* _DOCUMENT SEGMENT_:

Saturday, March 30, 2013

Bonus Post for Passover--Jesus in the Seder

A blind man is sitting on a park bench. A Rabbi sits down next to him. The Rabbi is chomping on a piece of matzah. Taking pity on the blind man, the Rabbi breaks off a piece and gives it to the blind man. Several minutes later, the blind man turns, taps the Rabbi on the shoulder and asks, "Who wrote this?"


Judaism is the foundation of Christianity.  We serve a Jewish Jesus whose disciples were Jewish, read a Bible written by Jews, and the early church was completely comprised of Jews until the Gospel was presented to the Gentiles.  To fully grasp the significance of Jesus' last supper on earth, which was the Passover (Seder) dinner, we need to understand the Jewish perspective.

The night before Passover, those celebrating it search their houses and burn anything containing yeast. In the Bible, yeast was equated with pride, sin, and unbelief. Sin breaks relationships with people, but, more importantly, with our Father God. We must search our hearts for any trace of sin to get rid of it in the fire of repentance. 

Just before the Passover meal begins, a child opens a door to invite Elijah to come in because it was prophesied that Elijah would announce the arrival of the Messiah. John the Baptizer came “in the spirit and power of Elijah” (Luke 1:17) to fulfill this prophecy. He told us to “prepare the way for the Lord‘s coming.” With childlike faith, we must open the door of our hearts to prepare to accept our Lord.

Red wine (or grape juice) is drunk from the Kiddush cup four times during the Seder. The first cup is Sanctification. After it is drunk, hands are washed to show we need cleansing from sin. During Jesus' last supper, He washed His disciples’ feet (John 13) at this time to show He would sanctify us completely through His blood that washed our sins away.

The Matzah tash is a pouch with three compartments. Each compartment holds a piece of matzah (unleavened bread). It’s called "the Unity" because it binds the three into one—a vivid illustration of the Trinity: the Father, the Son and the Holy Spirit. Only the middle piece (the Son) is taken out. This is because Jesus came to earth, visible to mankind, while the Father and the Holy Spirit remained invisible. "Christ is the visible image of the invisible God" (Col. 1:15).

Photo not mine--unsure of where to give photo credit

The middle piece (representing Christ) is then broken. When Jesus sat down to the Passover dinner with His disciples and broke this bread, He told them, “This is My body broken for you” (Luke 22:19), claiming to be the center piece of the Trinity--the Son of God, the Messiah.

Half of the broken matzah is put back in the Matzah tash. It is called the Bread of Affliction. Matzah bread is pierced and the holes are laid out in stripes with ligher and darker places, like bruises. Isaiah 53:5 says, “But He (the Messiah, our Bread of Life) was pierced for our rebellion, bruised for our sins. He was beaten so we could be whole. He was whipped so we could be healed by His stripes.”

The other half of the broke matzah, called the Afikomen, is wrapped in a linen napkin and hidden just as Jesus' broken, whipped, bruised, and pierced body was wrapped in a shroud and hidden in a tomb.

[Dataset entries]
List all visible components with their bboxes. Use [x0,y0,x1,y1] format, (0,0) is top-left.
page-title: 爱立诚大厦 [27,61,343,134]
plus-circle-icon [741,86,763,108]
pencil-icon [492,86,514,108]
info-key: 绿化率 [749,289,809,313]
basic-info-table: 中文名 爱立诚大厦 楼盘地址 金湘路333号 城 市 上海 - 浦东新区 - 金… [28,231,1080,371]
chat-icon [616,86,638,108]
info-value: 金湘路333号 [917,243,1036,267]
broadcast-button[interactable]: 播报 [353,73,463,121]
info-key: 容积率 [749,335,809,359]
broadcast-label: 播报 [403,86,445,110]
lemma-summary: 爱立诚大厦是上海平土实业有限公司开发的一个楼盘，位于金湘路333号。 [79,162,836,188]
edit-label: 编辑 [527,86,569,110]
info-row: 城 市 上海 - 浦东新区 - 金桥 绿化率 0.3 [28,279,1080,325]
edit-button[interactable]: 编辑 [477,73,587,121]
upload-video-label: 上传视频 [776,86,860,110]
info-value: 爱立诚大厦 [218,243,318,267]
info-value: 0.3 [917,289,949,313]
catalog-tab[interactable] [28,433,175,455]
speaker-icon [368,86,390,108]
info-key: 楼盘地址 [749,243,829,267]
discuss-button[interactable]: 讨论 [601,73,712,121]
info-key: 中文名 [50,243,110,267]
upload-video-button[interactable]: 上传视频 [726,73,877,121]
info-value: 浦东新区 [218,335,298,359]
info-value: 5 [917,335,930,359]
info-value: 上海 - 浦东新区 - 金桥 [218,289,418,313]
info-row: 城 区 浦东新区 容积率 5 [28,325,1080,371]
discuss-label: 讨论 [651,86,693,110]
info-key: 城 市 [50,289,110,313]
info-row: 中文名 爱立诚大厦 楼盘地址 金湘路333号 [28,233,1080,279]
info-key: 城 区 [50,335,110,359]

* _STATED EXERCISE 1_:
Answer these questions using the Seder post:
(a) How many times is red wine drunk from the Kiddush cup during the Seder?
(b) What is the name of the pouch with three compartments?
(c) What is the half of the broken matzah that is wrapped in a linen napkin called?
* _STATED EXERCISE 2_:
From the Seder post, extract the passage between "Saturday, March 30, 2013" and "the Jewish perspective.", inclusive.
* _STATED EXERCISE 3_:
Write what comes next in the Seder post, picking up after its final sentence.

* _RESULT 1_:
(a) Four times.
(b) The Matzah tash.
(c) The Afikomen.

* _RESULT 2_:
Saturday, March 30, 2013

Bonus Post for Passover--Jesus in the Seder

A blind man is sitting on a park bench. A Rabbi sits down next to him. The Rabbi is chomping on a piece of matzah. Taking pity on the blind man, the Rabbi breaks off a piece and gives it to the blind man. Several minutes later, the blind man turns, taps the Rabbi on the shoulder and asks, "Who wrote this?"


Judaism is the foundation of Christianity.  We serve a Jewish Jesus whose disciples were Jewish, read a Bible written by Jews, and the early church was completely comprised of Jews until the Gospel was presented to the Gentiles.  To fully grasp the significance of Jesus' last supper on earth, which was the Passover (Seder) dinner, we need to understand the Jewish perspective.

* _RESULT 3_:
The Seder Plate illustrates the story of the Exodus, but it also points us to our Messiah. Sections hold bitter herbs (horseradish--ugh), vegetables (usually parsley) dipped in salt water, and a mushy mixture (usually made of apples & nuts). The bitter herbs represent the bitterness of the Israelite captivity in Egypt, but also reminds us of the bitterness of our captivity to sin. The apple mixture looks like the mud and straw used to make bricks during slavery, and salt water represents tears as they cried to God for deliverance. We, too, cry out to God for deliverance from our bondage to sin.

The Temple was destroyed in 70 AD. Since then, there have been no sacrifices. The shank bone of a lamb on the Seder plate reminds believers that the Temple sacrifice of an innocent lamb is no longer necessary to pay for our sins. John the Baptizer saw Jesus and said, "Behold, the Lamb of God who takes away the sins of the world!" (John 1:29) identifying Jesus as the final Passover Lamb. 

Judgment is the second cup. God sent ten plagues on the unrepentant Egyptians (Exodus 4) as judgment for enslaving, abusing, and murdering His children, the Israelites. The plagues ended with the death of the Egyptians' firstborn. The Israelites were spared this judgment when they killed a lamb and put its blood on their doorposts. Jesus took this cup of Judgement and said, “This cup is the new covenant in My blood, which is poured out for you” (Luke 22:20) to identify Himself as the Lamb whose blood, the price of our freedom, was shed to save us from God's judgment. 

Then the meal is eaten. At the end of the dinner, the children are sent to find the Afikomen, the piece of matzah that was hidden earlier. We must seek Jesus with the faith of a child. “If you seek Me, you will find Me if you seek Me with all your heart” (Jer 29:13). The child who finds the Afikomen is given a gift. When we find Jesus, we receive the gift of forgiveness for our sins, peace, joy, a relationship with God, and eternal life. 

The Afikomen is then broken into pieces and passed around to be eaten. At the Last Supper, Jesus "took bread, gave thanks and broke it, and gave it to them saying, 'This is My body, broken for you," (Luke 22:19). He is the Bread of Life that feeds our souls, on our lips and in our hearts.  Romans 10:8-9 says, “The message is very close at hand; it is on your lips and in your heart...If you confess with your mouth that Jesus is Lord and believe in your heart that God raised Him from the dead, you will be saved.”  

The third cup is Redemption. Jesus lifted the cup (Luke 22:20) and said “This cup is the new covenant in My blood...” What is the purpose of this new covenant? To know God.  The prophecy in Jeremiah 31:33-34 says,“’This is the covenant I will make with the people of Israel after that time,’ declares the LORD. ‘I will put My law in their minds and write it on their hearts. I will be their God, and they will be My people… they will all know Me...’” Jesus’ blood was not just for the forgiveness of our sins, but so that we could be in an actual relationship with God. To know about God is religion, but to know Him is relationship.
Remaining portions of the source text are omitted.